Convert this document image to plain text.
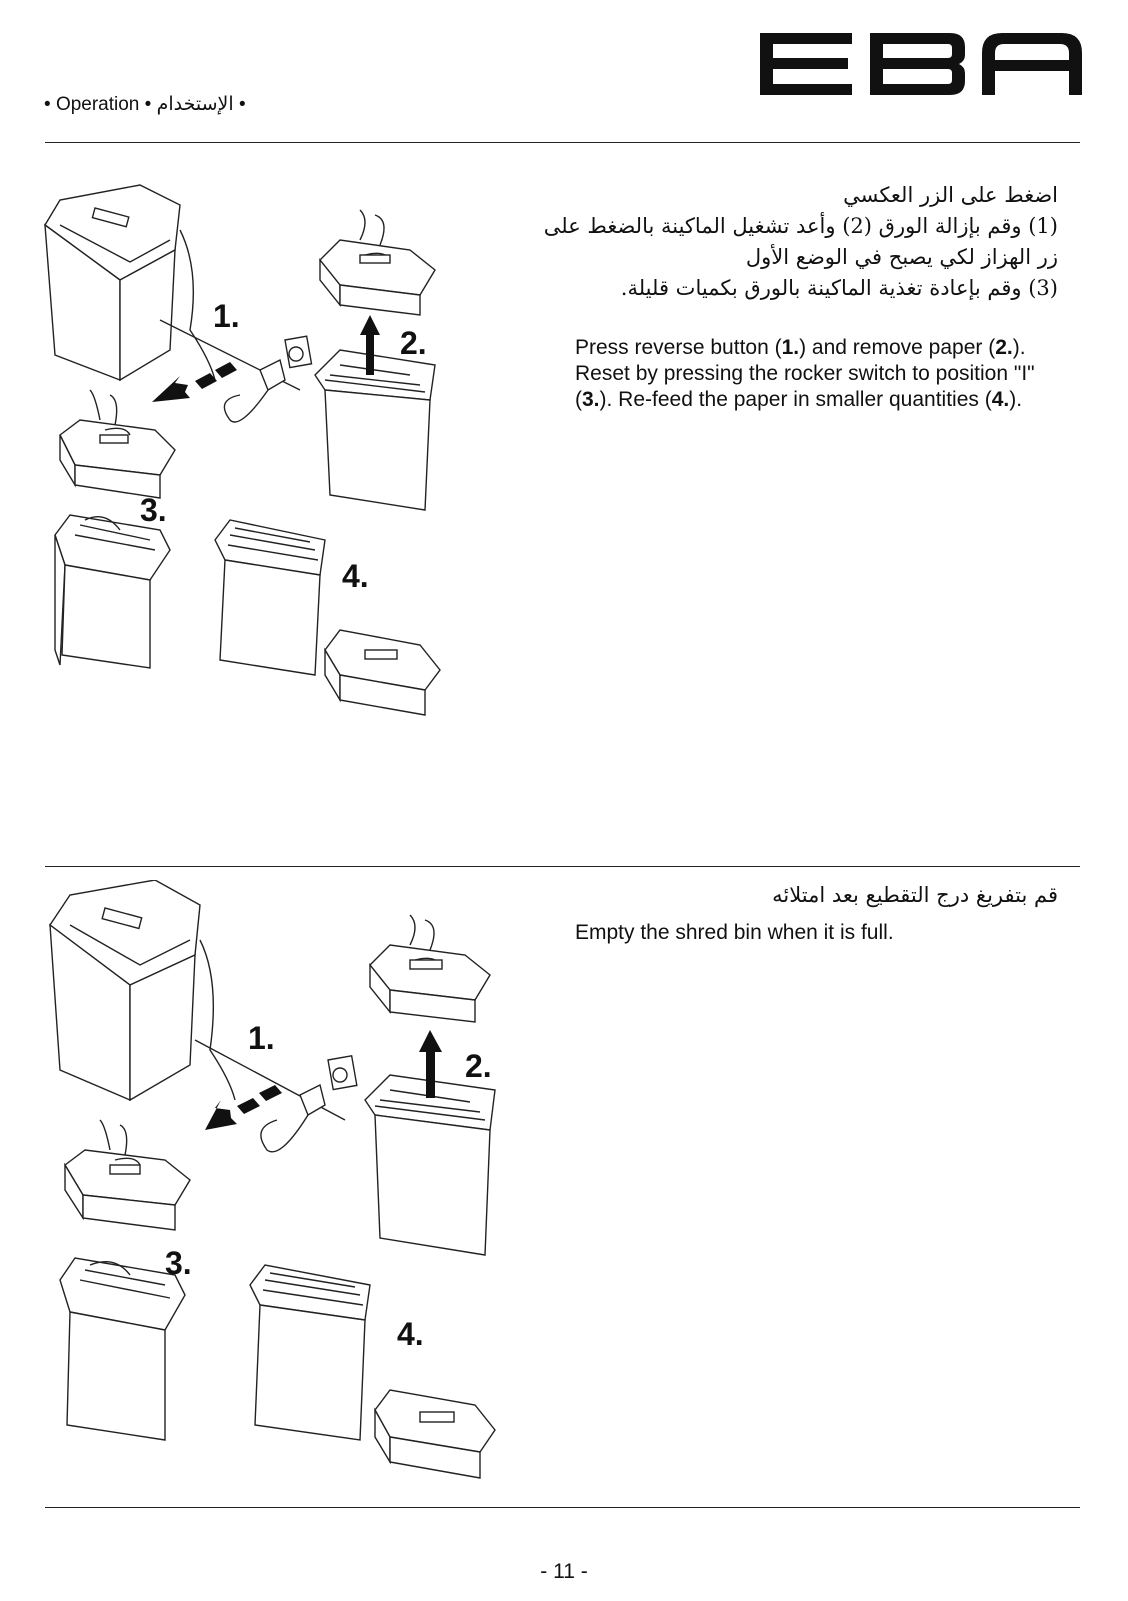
• Operation • الإستخدام •
1.
2.
3.
4.
اضغط على الزر العكسي
(1) وقم بإزالة الورق (2) وأعد تشغيل الماكينة بالضغط على
زر الهزاز لكي يصبح في الوضع الأول
(3) وقم بإعادة تغذية الماكينة بالورق بكميات قليلة.
Press reverse button (1.) and remove paper (2.). Reset by pressing the rocker switch to position "I" (3.). Re-feed the paper in smaller quantities (4.).
1.
2.
3.
4.
قم بتفريغ درج التقطيع بعد امتلائه
Empty the shred bin when it is full.
- 11 -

━━━━━━━━━━

Retype everything in the material word for word, minus pictures.

Convert this document image to plain text.
• Operation • الإستخدام •
1.
2.
3.
4.
اضغط على الزر العكسي
(1) وقم بإزالة الورق (2) وأعد تشغيل الماكينة بالضغط على
زر الهزاز لكي يصبح في الوضع الأول
(3) وقم بإعادة تغذية الماكينة بالورق بكميات قليلة.
Press reverse button (1.) and remove paper (2.). Reset by pressing the rocker switch to position "I" (3.). Re-feed the paper in smaller quantities (4.).
1.
2.
3.
4.
قم بتفريغ درج التقطيع بعد امتلائه
Empty the shred bin when it is full.
- 11 -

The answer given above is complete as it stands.